▶ Dataset excerpts:
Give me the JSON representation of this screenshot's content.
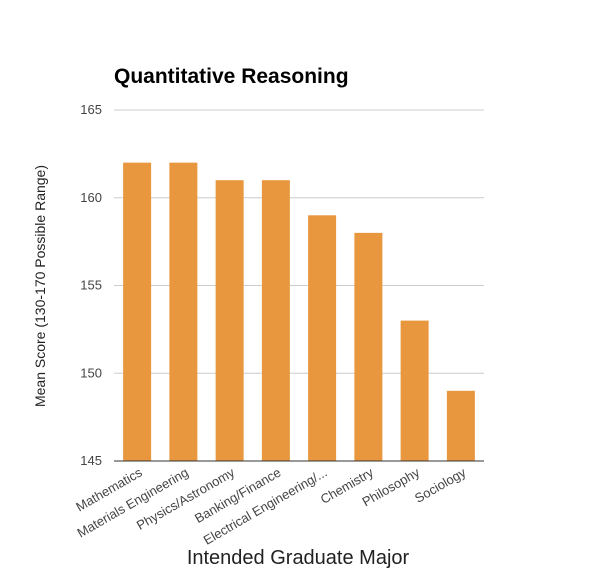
{
  "chart_data": {
    "type": "bar",
    "title": "Quantitative Reasoning",
    "xlabel": "Intended Graduate Major",
    "ylabel": "Mean Score (130-170 Possible Range)",
    "categories": [
      "Mathematics",
      "Materials Engineering",
      "Physics/Astronomy",
      "Banking/Finance",
      "Electrical Engineering/...",
      "Chemistry",
      "Philosophy",
      "Sociology"
    ],
    "values": [
      162,
      162,
      161,
      161,
      159,
      158,
      153,
      149
    ],
    "ylim": [
      145,
      165
    ],
    "yticks": [
      145,
      150,
      155,
      160,
      165
    ],
    "ytick_labels": [
      "145",
      "150",
      "155",
      "160",
      "165"
    ],
    "grid": true,
    "legend": "none",
    "colors": {
      "bar": "#e8973e",
      "grid": "#cccccc",
      "baseline": "#333333"
    }
  }
}
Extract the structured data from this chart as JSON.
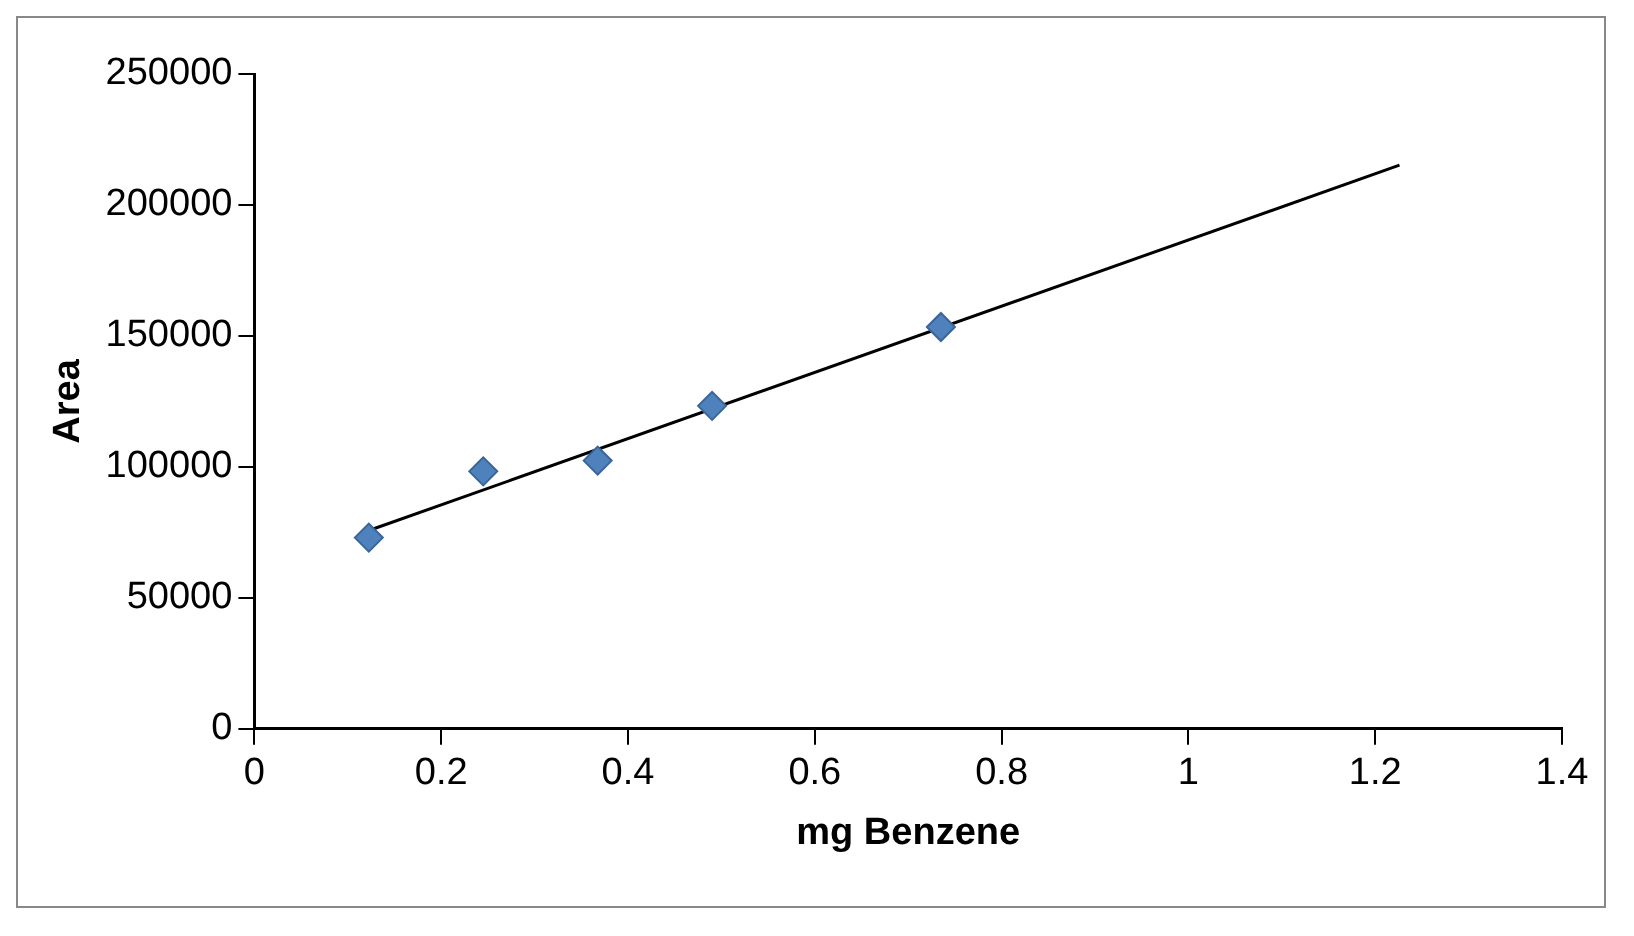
{
  "chart_data": {
    "type": "scatter",
    "xlabel": "mg Benzene",
    "ylabel": "Area",
    "grid": false,
    "legend": false,
    "xlim": [
      0,
      1.4
    ],
    "xticks": [
      0,
      0.2,
      0.4,
      0.6,
      0.8,
      1,
      1.2,
      1.4
    ],
    "ylim": [
      0,
      250000
    ],
    "yticks": [
      0,
      50000,
      100000,
      150000,
      200000,
      250000
    ],
    "series": [
      {
        "marker": "diamond",
        "color": "#4f81bd",
        "x": [
          0.1225,
          0.245,
          0.3675,
          0.49,
          0.735
        ],
        "values": [
          73000,
          98300,
          102400,
          123300,
          153400
        ]
      },
      {
        "type": "line",
        "marker": "none",
        "color": "#000000",
        "x": [
          0.1225,
          1.226
        ],
        "values": [
          75700,
          215200
        ]
      }
    ]
  }
}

▶ Set problem:
Find how many of the lines above have the word "Engineering" in them. State only that number.

▶ Answer for the task:
2